BRIEF
Scan the material for "this". Copy every line it appears in.

.....

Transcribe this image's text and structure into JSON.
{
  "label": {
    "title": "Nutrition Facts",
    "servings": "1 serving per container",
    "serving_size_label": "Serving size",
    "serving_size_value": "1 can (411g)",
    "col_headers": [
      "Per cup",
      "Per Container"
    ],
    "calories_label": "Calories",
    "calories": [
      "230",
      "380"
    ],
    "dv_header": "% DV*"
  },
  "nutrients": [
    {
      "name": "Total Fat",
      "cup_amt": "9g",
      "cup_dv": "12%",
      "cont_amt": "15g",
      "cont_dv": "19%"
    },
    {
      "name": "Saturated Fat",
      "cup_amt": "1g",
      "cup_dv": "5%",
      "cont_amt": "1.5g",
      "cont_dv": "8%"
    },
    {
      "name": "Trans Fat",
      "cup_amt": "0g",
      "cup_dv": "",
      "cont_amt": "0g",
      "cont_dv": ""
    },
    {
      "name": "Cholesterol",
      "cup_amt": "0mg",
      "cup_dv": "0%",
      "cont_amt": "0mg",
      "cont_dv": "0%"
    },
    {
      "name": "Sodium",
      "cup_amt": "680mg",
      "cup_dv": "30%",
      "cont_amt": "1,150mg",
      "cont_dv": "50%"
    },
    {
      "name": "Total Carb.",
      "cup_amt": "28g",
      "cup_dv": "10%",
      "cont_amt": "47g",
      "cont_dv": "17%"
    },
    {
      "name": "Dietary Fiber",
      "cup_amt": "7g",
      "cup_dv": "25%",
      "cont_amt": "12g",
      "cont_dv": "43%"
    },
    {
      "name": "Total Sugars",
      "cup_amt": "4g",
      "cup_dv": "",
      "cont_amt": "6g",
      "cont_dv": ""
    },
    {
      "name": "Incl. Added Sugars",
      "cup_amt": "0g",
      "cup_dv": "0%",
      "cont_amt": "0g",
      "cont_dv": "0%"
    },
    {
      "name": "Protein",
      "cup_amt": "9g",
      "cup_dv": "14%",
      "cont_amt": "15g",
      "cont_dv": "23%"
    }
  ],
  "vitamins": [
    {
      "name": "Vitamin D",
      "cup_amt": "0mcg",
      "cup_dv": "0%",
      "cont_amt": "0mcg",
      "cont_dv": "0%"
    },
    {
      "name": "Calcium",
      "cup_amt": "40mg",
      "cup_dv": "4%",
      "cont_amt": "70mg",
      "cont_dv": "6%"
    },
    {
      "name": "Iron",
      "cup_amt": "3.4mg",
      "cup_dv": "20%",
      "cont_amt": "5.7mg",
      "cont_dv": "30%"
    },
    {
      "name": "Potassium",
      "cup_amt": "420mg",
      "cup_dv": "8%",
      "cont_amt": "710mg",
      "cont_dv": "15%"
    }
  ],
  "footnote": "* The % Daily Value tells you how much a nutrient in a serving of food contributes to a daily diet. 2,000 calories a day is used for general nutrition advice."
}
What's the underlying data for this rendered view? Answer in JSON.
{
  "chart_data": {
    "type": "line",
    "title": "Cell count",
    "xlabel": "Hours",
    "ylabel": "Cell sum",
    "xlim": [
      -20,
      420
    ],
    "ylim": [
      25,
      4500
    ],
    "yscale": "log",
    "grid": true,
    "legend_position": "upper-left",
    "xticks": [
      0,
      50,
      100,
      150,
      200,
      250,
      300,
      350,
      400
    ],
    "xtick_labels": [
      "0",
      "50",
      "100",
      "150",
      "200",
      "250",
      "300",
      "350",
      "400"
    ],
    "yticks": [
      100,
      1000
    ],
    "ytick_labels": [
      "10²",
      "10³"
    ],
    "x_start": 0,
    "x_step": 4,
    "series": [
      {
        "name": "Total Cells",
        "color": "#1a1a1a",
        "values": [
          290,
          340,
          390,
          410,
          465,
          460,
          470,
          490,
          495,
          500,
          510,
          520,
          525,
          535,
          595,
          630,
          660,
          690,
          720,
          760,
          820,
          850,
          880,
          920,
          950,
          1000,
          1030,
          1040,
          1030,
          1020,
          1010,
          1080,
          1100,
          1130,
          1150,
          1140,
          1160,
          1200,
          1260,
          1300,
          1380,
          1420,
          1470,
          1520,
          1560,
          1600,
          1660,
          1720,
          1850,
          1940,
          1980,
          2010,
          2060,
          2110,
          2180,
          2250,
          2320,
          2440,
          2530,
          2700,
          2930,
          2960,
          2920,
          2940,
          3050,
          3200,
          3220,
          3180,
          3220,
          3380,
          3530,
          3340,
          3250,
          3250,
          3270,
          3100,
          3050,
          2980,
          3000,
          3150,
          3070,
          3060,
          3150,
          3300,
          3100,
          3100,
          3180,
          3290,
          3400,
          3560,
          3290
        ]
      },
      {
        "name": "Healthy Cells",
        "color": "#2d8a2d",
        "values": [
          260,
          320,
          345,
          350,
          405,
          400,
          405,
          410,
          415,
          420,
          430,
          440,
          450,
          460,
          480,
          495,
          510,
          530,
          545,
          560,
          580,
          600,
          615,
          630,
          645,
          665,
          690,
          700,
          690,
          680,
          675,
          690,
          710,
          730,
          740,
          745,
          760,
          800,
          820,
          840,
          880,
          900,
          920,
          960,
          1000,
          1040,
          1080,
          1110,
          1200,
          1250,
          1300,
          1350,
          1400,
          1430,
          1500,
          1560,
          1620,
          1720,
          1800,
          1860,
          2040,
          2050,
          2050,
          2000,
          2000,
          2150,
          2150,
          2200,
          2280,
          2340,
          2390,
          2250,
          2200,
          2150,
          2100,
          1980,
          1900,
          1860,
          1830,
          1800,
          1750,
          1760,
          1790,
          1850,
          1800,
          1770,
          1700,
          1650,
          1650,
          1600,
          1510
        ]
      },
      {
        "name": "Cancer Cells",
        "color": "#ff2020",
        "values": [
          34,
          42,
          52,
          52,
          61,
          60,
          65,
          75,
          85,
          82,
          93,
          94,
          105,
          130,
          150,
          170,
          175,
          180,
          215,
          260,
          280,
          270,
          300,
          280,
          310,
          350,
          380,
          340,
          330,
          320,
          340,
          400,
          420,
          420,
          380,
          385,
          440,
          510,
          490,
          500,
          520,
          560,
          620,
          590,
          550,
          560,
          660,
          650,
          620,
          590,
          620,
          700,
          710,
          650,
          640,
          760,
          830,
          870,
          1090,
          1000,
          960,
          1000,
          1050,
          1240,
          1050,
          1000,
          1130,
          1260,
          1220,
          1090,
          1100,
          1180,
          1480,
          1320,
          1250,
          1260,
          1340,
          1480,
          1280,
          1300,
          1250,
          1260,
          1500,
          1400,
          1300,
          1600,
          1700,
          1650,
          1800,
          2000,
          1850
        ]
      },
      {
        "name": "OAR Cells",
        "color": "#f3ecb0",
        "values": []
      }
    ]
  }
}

.....

OUTPUT OF THE EXERCISE
Transcribe this image's text and structure into JSON.
What's the underlying data for this rendered view? Answer in JSON.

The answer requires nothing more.